EXERCISE DIRECTIONS:
Render the lines of these entries as a numbered list, leaving out blank lines and any pictures.

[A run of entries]
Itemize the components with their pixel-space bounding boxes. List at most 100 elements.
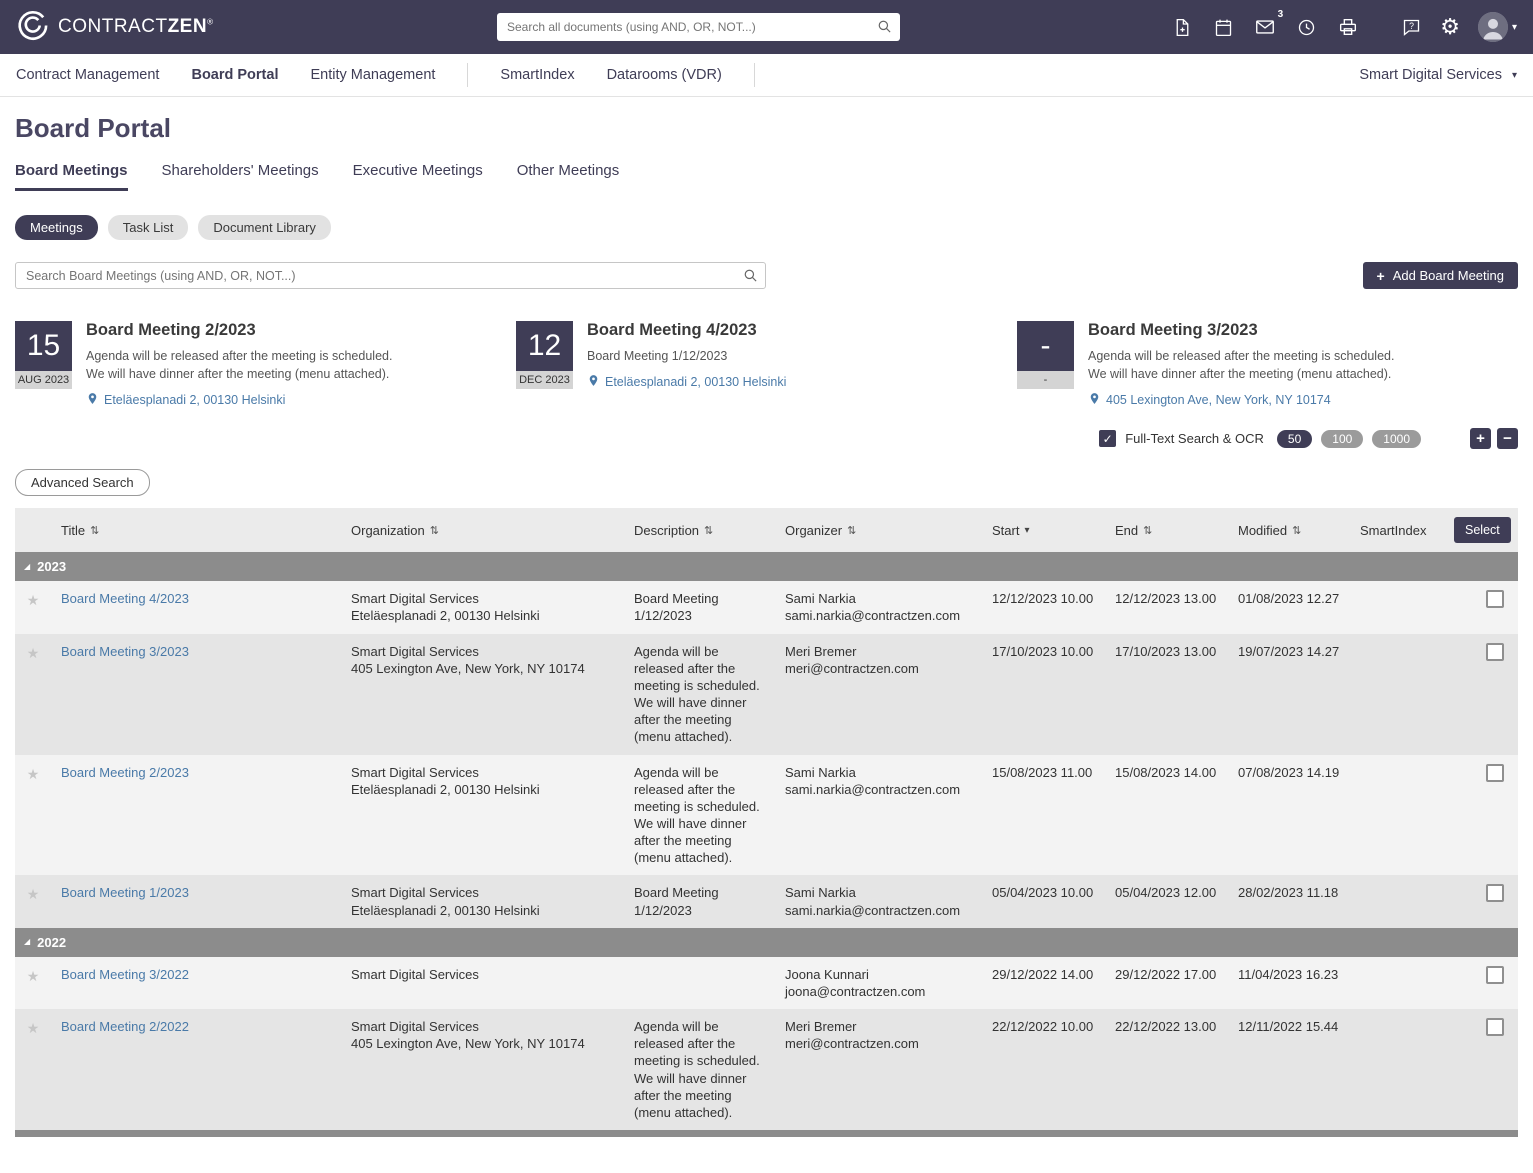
tab-board-meetings[interactable]: Board Meetings — [15, 162, 128, 191]
star-icon[interactable]: ★ — [15, 957, 51, 1009]
help-icon[interactable]: ? — [1401, 17, 1422, 38]
star-icon[interactable]: ★ — [15, 755, 51, 876]
meeting-title-link[interactable]: Board Meeting 3/2022 — [61, 967, 189, 982]
contractzen-logo[interactable]: CONTRACTZEN® — [16, 9, 213, 45]
group-header-2023[interactable]: ◢ 2023 — [15, 552, 1518, 582]
meeting-title-link[interactable]: Board Meeting 2/2023 — [61, 765, 189, 780]
select-button[interactable]: Select — [1454, 517, 1511, 544]
nav-board-portal[interactable]: Board Portal — [191, 67, 278, 83]
column-label: Modified — [1238, 522, 1288, 538]
star-icon[interactable]: ★ — [15, 1009, 51, 1130]
pill-task-list[interactable]: Task List — [107, 215, 189, 240]
settings-gear-icon[interactable]: ⚙ — [1440, 16, 1460, 38]
column-label: Organizer — [785, 522, 843, 538]
meeting-card[interactable]: - - Board Meeting 3/2023 Agenda will be … — [1017, 321, 1518, 408]
column-header-end[interactable]: End ⇅ — [1105, 523, 1228, 538]
smartindex-cell — [1350, 634, 1450, 755]
column-header-organization[interactable]: Organization ⇅ — [341, 523, 624, 538]
map-pin-icon — [86, 392, 99, 408]
end-datetime: 15/08/2023 14.00 — [1115, 764, 1217, 780]
page-size-100[interactable]: 100 — [1321, 429, 1364, 448]
table-row[interactable]: ★ Board Meeting 1/2023 Smart Digital Ser… — [15, 875, 1518, 928]
column-header-start[interactable]: Start ▾ — [982, 523, 1105, 538]
scanner-icon[interactable] — [1337, 16, 1359, 38]
pill-document-library[interactable]: Document Library — [198, 215, 331, 240]
row-checkbox[interactable] — [1486, 884, 1504, 903]
smartindex-cell — [1350, 1009, 1450, 1130]
row-checkbox[interactable] — [1486, 642, 1504, 661]
meeting-card[interactable]: 15 AUG 2023 Board Meeting 2/2023 Agenda … — [15, 321, 516, 408]
global-search-input[interactable] — [497, 13, 900, 41]
meeting-title-link[interactable]: Board Meeting 2/2022 — [61, 1019, 189, 1034]
column-header-description[interactable]: Description ⇅ — [624, 523, 775, 538]
search-icon[interactable] — [743, 268, 758, 286]
calendar-icon[interactable] — [1213, 17, 1234, 38]
nav-contract-management[interactable]: Contract Management — [16, 67, 159, 83]
meeting-card[interactable]: 12 DEC 2023 Board Meeting 4/2023 Board M… — [516, 321, 1017, 408]
row-checkbox[interactable] — [1486, 763, 1504, 782]
date-day: 15 — [15, 321, 72, 371]
table-row[interactable]: ★ Board Meeting 3/2022 Smart Digital Ser… — [15, 956, 1518, 1010]
date-month-year: AUG 2023 — [15, 371, 72, 389]
star-icon[interactable]: ★ — [15, 634, 51, 755]
search-icon[interactable] — [877, 19, 892, 37]
group-header-2022[interactable]: ◢ 2022 — [15, 927, 1518, 957]
meeting-title-link[interactable]: Board Meeting 1/2023 — [61, 885, 189, 900]
star-icon[interactable]: ★ — [15, 875, 51, 927]
modified-datetime: 07/08/2023 14.19 — [1238, 764, 1340, 780]
table-row[interactable]: ★ Board Meeting 2/2023 Smart Digital Ser… — [15, 754, 1518, 876]
organizer-email: sami.narkia@contractzen.com — [785, 902, 961, 918]
table-row[interactable]: ★ Board Meeting 4/2023 Smart Digital Ser… — [15, 581, 1518, 634]
meeting-card-location[interactable]: Eteläesplanadi 2, 00130 Helsinki — [587, 374, 786, 390]
page-title: Board Portal — [15, 113, 172, 143]
org-address: Eteläesplanadi 2, 00130 Helsinki — [351, 902, 540, 918]
logo-text: CONTRACTZEN® — [58, 16, 214, 37]
tenant-selector[interactable]: Smart Digital Services ▾ — [1359, 67, 1517, 83]
add-board-meeting-button[interactable]: + Add Board Meeting — [1362, 262, 1518, 289]
nav-entity-management[interactable]: Entity Management — [310, 67, 435, 83]
board-meetings-search-input[interactable] — [15, 262, 766, 289]
column-header-title[interactable]: Title ⇅ — [51, 523, 341, 538]
meeting-card-title[interactable]: Board Meeting 4/2023 — [587, 321, 786, 340]
pill-meetings[interactable]: Meetings — [15, 215, 98, 240]
tab-other-meetings[interactable]: Other Meetings — [517, 162, 620, 191]
meeting-card-location[interactable]: Eteläesplanadi 2, 00130 Helsinki — [86, 392, 392, 408]
description — [624, 957, 775, 1009]
row-checkbox[interactable] — [1486, 1018, 1504, 1037]
date-box: 12 DEC 2023 — [516, 321, 573, 408]
org-address: 405 Lexington Ave, New York, NY 10174 — [351, 1036, 585, 1052]
mail-badge: 3 — [1277, 9, 1284, 20]
end-datetime: 05/04/2023 12.00 — [1115, 885, 1217, 901]
tab-executive-meetings[interactable]: Executive Meetings — [353, 162, 483, 191]
user-avatar[interactable]: ▾ — [1477, 12, 1517, 42]
history-icon[interactable] — [1296, 17, 1317, 38]
meeting-card-location[interactable]: 405 Lexington Ave, New York, NY 10174 — [1088, 392, 1394, 408]
meeting-title-link[interactable]: Board Meeting 4/2023 — [61, 591, 189, 606]
advanced-search-button[interactable]: Advanced Search — [15, 469, 150, 497]
meeting-card-title[interactable]: Board Meeting 2/2023 — [86, 321, 392, 340]
expand-button[interactable]: + — [1470, 428, 1491, 450]
column-label: SmartIndex — [1360, 522, 1427, 538]
fulltext-search-checkbox[interactable]: ✓ — [1099, 430, 1117, 448]
page-size-50[interactable]: 50 — [1276, 429, 1313, 448]
table-row[interactable]: ★ Board Meeting 3/2023 Smart Digital Ser… — [15, 633, 1518, 755]
row-checkbox[interactable] — [1486, 590, 1504, 609]
row-checkbox[interactable] — [1486, 965, 1504, 984]
meeting-title-link[interactable]: Board Meeting 3/2023 — [61, 644, 189, 659]
mail-icon[interactable]: 3 — [1254, 9, 1283, 38]
chevron-down-icon: ▾ — [1511, 21, 1517, 33]
collapse-button[interactable]: − — [1497, 428, 1518, 450]
new-document-icon[interactable] — [1172, 17, 1193, 38]
page-size-1000[interactable]: 1000 — [1372, 429, 1421, 448]
nav-datarooms[interactable]: Datarooms (VDR) — [607, 67, 722, 83]
tab-shareholders-meetings[interactable]: Shareholders' Meetings — [162, 162, 319, 191]
column-header-organizer[interactable]: Organizer ⇅ — [775, 523, 982, 538]
top-bar: CONTRACTZEN® 3 ? ⚙ — [0, 0, 1533, 54]
star-icon[interactable]: ★ — [15, 581, 51, 633]
table-row[interactable]: ★ Board Meeting 2/2022 Smart Digital Ser… — [15, 1009, 1518, 1130]
meeting-card-title[interactable]: Board Meeting 3/2023 — [1088, 321, 1394, 340]
column-label: Description — [634, 522, 700, 538]
column-header-modified[interactable]: Modified ⇅ — [1228, 523, 1350, 538]
organizer-name: Sami Narkia — [785, 885, 856, 901]
nav-smartindex[interactable]: SmartIndex — [500, 67, 574, 83]
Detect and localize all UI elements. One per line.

IN RESPONSE:
1. Itemize the components with their pixel-space bounding boxes. List at most 100 elements.
2. tab-board-meetings[interactable]: Board Meetings — [15, 162, 128, 191]
3. star-icon[interactable]: ★ — [15, 957, 51, 1009]
4. help-icon[interactable]: ? — [1401, 17, 1422, 38]
5. star-icon[interactable]: ★ — [15, 755, 51, 876]
6. meeting-title-link[interactable]: Board Meeting 3/2022 — [61, 967, 189, 982]
7. contractzen-logo[interactable]: CONTRACTZEN® — [16, 9, 213, 45]
8. group-header-2023[interactable]: ◢ 2023 — [15, 552, 1518, 582]
9. meeting-title-link[interactable]: Board Meeting 2/2023 — [61, 765, 189, 780]
10. select-button[interactable]: Select — [1454, 517, 1511, 544]
11. nav-board-portal[interactable]: Board Portal — [191, 67, 278, 83]
12. column-label: Modified — [1238, 522, 1288, 538]
13. star-icon[interactable]: ★ — [15, 1009, 51, 1130]
14. pill-task-list[interactable]: Task List — [107, 215, 189, 240]
15. settings-gear-icon[interactable]: ⚙ — [1440, 16, 1460, 38]
16. column-label: Organizer — [785, 522, 843, 538]
17. meeting-card[interactable]: - - Board Meeting 3/2023 Agenda will be … — [1017, 321, 1518, 408]
18. column-header-end[interactable]: End ⇅ — [1105, 523, 1228, 538]
19. smartindex-cell — [1350, 634, 1450, 755]
20. column-header-organization[interactable]: Organization ⇅ — [341, 523, 624, 538]
21. map-pin-icon — [86, 392, 99, 408]
22. end-datetime: 15/08/2023 14.00 — [1115, 764, 1217, 780]
23. page-size-100[interactable]: 100 — [1321, 429, 1364, 448]
24. table-row[interactable]: ★ Board Meeting 1/2023 Smart Digital Ser… — [15, 875, 1518, 928]
25. column-header-start[interactable]: Start ▾ — [982, 523, 1105, 538]
26. scanner-icon[interactable] — [1337, 16, 1359, 38]
27. pill-document-library[interactable]: Document Library — [198, 215, 331, 240]
28. row-checkbox[interactable] — [1486, 884, 1504, 903]
29. smartindex-cell — [1350, 1009, 1450, 1130]
30. row-checkbox[interactable] — [1486, 642, 1504, 661]
31. meeting-card[interactable]: 15 AUG 2023 Board Meeting 2/2023 Agenda … — [15, 321, 516, 408]
32. global-search-input[interactable] — [497, 13, 900, 41]
33. meeting-title-link[interactable]: Board Meeting 2/2022 — [61, 1019, 189, 1034]
34. column-header-description[interactable]: Description ⇅ — [624, 523, 775, 538]
35. search-icon[interactable] — [743, 268, 758, 286]
36. calendar-icon[interactable] — [1213, 17, 1234, 38]
37. nav-contract-management[interactable]: Contract Management — [16, 67, 159, 83]
38. meeting-card[interactable]: 12 DEC 2023 Board Meeting 4/2023 Board M… — [516, 321, 1017, 408]
39. row-checkbox[interactable] — [1486, 763, 1504, 782]
40. date-day: 15 — [15, 321, 72, 371]
41. table-row[interactable]: ★ Board Meeting 3/2022 Smart Digital Ser… — [15, 956, 1518, 1010]
42. date-month-year: AUG 2023 — [15, 371, 72, 389]
43. star-icon[interactable]: ★ — [15, 634, 51, 755]
44. search-icon[interactable] — [877, 19, 892, 37]
45. group-header-2022[interactable]: ◢ 2022 — [15, 927, 1518, 957]
46. meeting-title-link[interactable]: Board Meeting 1/2023 — [61, 885, 189, 900]
47. star-icon[interactable]: ★ — [15, 875, 51, 927]
48. modified-datetime: 07/08/2023 14.19 — [1238, 764, 1340, 780]
49. table-row[interactable]: ★ Board Meeting 2/2023 Smart Digital Ser… — [15, 754, 1518, 876]
50. organizer-email: sami.narkia@contractzen.com — [785, 902, 961, 918]
51. table-row[interactable]: ★ Board Meeting 4/2023 Smart Digital Ser… — [15, 581, 1518, 634]
52. meeting-card-location[interactable]: Eteläesplanadi 2, 00130 Helsinki — [587, 374, 786, 390]
53. page-title: Board Portal — [15, 113, 172, 143]
54. org-address: Eteläesplanadi 2, 00130 Helsinki — [351, 902, 540, 918]
55. logo-text: CONTRACTZEN® — [58, 16, 214, 37]
56. tenant-selector[interactable]: Smart Digital Services ▾ — [1359, 67, 1517, 83]
57. add-board-meeting-button[interactable]: + Add Board Meeting — [1362, 262, 1518, 289]
58. nav-entity-management[interactable]: Entity Management — [310, 67, 435, 83]
59. board-meetings-search-input[interactable] — [15, 262, 766, 289]
60. column-header-title[interactable]: Title ⇅ — [51, 523, 341, 538]
61. meeting-card-title[interactable]: Board Meeting 4/2023 — [587, 321, 786, 340]
62. pill-meetings[interactable]: Meetings — [15, 215, 98, 240]
63. tab-other-meetings[interactable]: Other Meetings — [517, 162, 620, 191]
64. meeting-card-location[interactable]: Eteläesplanadi 2, 00130 Helsinki — [86, 392, 392, 408]
65. description — [624, 957, 775, 1009]
66. row-checkbox[interactable] — [1486, 1018, 1504, 1037]
67. date-box: 12 DEC 2023 — [516, 321, 573, 408]
68. org-address: 405 Lexington Ave, New York, NY 10174 — [351, 1036, 585, 1052]
69. mail-badge: 3 — [1277, 9, 1284, 20]
70. end-datetime: 05/04/2023 12.00 — [1115, 885, 1217, 901]
71. tab-executive-meetings[interactable]: Executive Meetings — [353, 162, 483, 191]
72. user-avatar[interactable]: ▾ — [1477, 12, 1517, 42]
73. history-icon[interactable] — [1296, 17, 1317, 38]
74. meeting-card-location[interactable]: 405 Lexington Ave, New York, NY 10174 — [1088, 392, 1394, 408]
75. meeting-title-link[interactable]: Board Meeting 4/2023 — [61, 591, 189, 606]
76. advanced-search-button[interactable]: Advanced Search — [15, 469, 150, 497]
77. meeting-card-title[interactable]: Board Meeting 2/2023 — [86, 321, 392, 340]
78. expand-button[interactable]: + — [1470, 428, 1491, 450]
79. column-label: SmartIndex — [1360, 522, 1427, 538]
80. fulltext-search-checkbox[interactable]: ✓ — [1099, 430, 1117, 448]
81. page-size-50[interactable]: 50 — [1276, 429, 1313, 448]
82. table-row[interactable]: ★ Board Meeting 3/2023 Smart Digital Ser… — [15, 633, 1518, 755]
83. row-checkbox[interactable] — [1486, 590, 1504, 609]
84. row-checkbox[interactable] — [1486, 965, 1504, 984]
85. meeting-title-link[interactable]: Board Meeting 3/2023 — [61, 644, 189, 659]
86. mail-icon[interactable]: 3 — [1254, 9, 1283, 38]
87. chevron-down-icon: ▾ — [1511, 21, 1517, 33]
88. collapse-button[interactable]: − — [1497, 428, 1518, 450]
89. new-document-icon[interactable] — [1172, 17, 1193, 38]
90. page-size-1000[interactable]: 1000 — [1372, 429, 1421, 448]
91. nav-datarooms[interactable]: Datarooms (VDR) — [607, 67, 722, 83]
92. tab-shareholders-meetings[interactable]: Shareholders' Meetings — [162, 162, 319, 191]
93. column-header-organizer[interactable]: Organizer ⇅ — [775, 523, 982, 538]
94. top-bar: CONTRACTZEN® 3 ? ⚙ — [0, 0, 1533, 54]
95. star-icon[interactable]: ★ — [15, 581, 51, 633]
96. table-row[interactable]: ★ Board Meeting 2/2022 Smart Digital Ser… — [15, 1009, 1518, 1130]
97. meeting-card-title[interactable]: Board Meeting 3/2023 — [1088, 321, 1394, 340]
98. column-label: Description — [634, 522, 700, 538]
99. column-header-modified[interactable]: Modified ⇅ — [1228, 523, 1350, 538]
100. organizer-name: Sami Narkia — [785, 885, 856, 901]
101. nav-smartindex[interactable]: SmartIndex — [500, 67, 574, 83]
102. Detect and localize all UI elements. One per line.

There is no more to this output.